Task goal: Provide an exact reproduction of every entry.

Stored data
-.-.-
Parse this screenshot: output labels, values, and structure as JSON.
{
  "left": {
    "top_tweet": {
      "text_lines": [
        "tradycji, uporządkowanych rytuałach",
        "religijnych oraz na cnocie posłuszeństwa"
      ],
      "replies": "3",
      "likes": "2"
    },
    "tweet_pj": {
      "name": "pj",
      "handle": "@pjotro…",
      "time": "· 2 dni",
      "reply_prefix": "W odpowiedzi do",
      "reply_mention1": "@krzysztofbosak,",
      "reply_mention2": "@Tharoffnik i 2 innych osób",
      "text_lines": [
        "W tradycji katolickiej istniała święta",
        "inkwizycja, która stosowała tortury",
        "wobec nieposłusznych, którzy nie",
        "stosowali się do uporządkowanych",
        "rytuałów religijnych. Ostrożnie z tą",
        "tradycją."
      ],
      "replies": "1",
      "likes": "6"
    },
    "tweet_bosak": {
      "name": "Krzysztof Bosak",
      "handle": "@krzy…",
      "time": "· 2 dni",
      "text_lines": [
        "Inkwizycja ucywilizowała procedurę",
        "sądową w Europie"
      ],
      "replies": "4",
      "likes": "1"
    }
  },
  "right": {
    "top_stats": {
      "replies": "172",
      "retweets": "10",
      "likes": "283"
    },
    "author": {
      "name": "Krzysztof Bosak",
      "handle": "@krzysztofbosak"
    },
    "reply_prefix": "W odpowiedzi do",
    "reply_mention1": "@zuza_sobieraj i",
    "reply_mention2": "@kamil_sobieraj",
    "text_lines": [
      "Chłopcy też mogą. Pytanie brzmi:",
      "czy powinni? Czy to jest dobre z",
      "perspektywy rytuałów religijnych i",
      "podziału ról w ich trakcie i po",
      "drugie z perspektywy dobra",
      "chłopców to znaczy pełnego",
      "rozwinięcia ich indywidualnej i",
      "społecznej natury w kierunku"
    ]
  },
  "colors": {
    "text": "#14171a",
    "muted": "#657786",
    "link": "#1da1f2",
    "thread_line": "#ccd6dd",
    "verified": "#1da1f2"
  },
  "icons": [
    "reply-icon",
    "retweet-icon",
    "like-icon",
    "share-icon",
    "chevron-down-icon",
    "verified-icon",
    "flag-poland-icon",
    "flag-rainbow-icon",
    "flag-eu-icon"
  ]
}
-.-.-
Finished exercise:
Parse this screenshot: output labels, values, and structure as JSON.
{
  "left": {
    "top_tweet": {
      "text_lines": [
        "tradycji, uporządkowanych rytuałach",
        "religijnych oraz na cnocie posłuszeństwa"
      ],
      "replies": "3",
      "likes": "2"
    },
    "tweet_pj": {
      "name": "pj",
      "handle": "@pjotro…",
      "time": "· 2 dni",
      "reply_prefix": "W odpowiedzi do",
      "reply_mention1": "@krzysztofbosak,",
      "reply_mention2": "@Tharoffnik i 2 innych osób",
      "text_lines": [
        "W tradycji katolickiej istniała święta",
        "inkwizycja, która stosowała tortury",
        "wobec nieposłusznych, którzy nie",
        "stosowali się do uporządkowanych",
        "rytuałów religijnych. Ostrożnie z tą",
        "tradycją."
      ],
      "replies": "1",
      "likes": "6"
    },
    "tweet_bosak": {
      "name": "Krzysztof Bosak",
      "handle": "@krzy…",
      "time": "· 2 dni",
      "text_lines": [
        "Inkwizycja ucywilizowała procedurę",
        "sądową w Europie"
      ],
      "replies": "4",
      "likes": "1"
    }
  },
  "right": {
    "top_stats": {
      "replies": "172",
      "retweets": "10",
      "likes": "283"
    },
    "author": {
      "name": "Krzysztof Bosak",
      "handle": "@krzysztofbosak"
    },
    "reply_prefix": "W odpowiedzi do",
    "reply_mention1": "@zuza_sobieraj i",
    "reply_mention2": "@kamil_sobieraj",
    "text_lines": [
      "Chłopcy też mogą. Pytanie brzmi:",
      "czy powinni? Czy to jest dobre z",
      "perspektywy rytuałów religijnych i",
      "podziału ról w ich trakcie i po",
      "drugie z perspektywy dobra",
      "chłopców to znaczy pełnego",
      "rozwinięcia ich indywidualnej i",
      "społecznej natury w kierunku"
    ]
  },
  "colors": {
    "text": "#14171a",
    "muted": "#657786",
    "link": "#1da1f2",
    "thread_line": "#ccd6dd",
    "verified": "#1da1f2"
  },
  "icons": [
    "reply-icon",
    "retweet-icon",
    "like-icon",
    "share-icon",
    "chevron-down-icon",
    "verified-icon",
    "flag-poland-icon",
    "flag-rainbow-icon",
    "flag-eu-icon"
  ]
}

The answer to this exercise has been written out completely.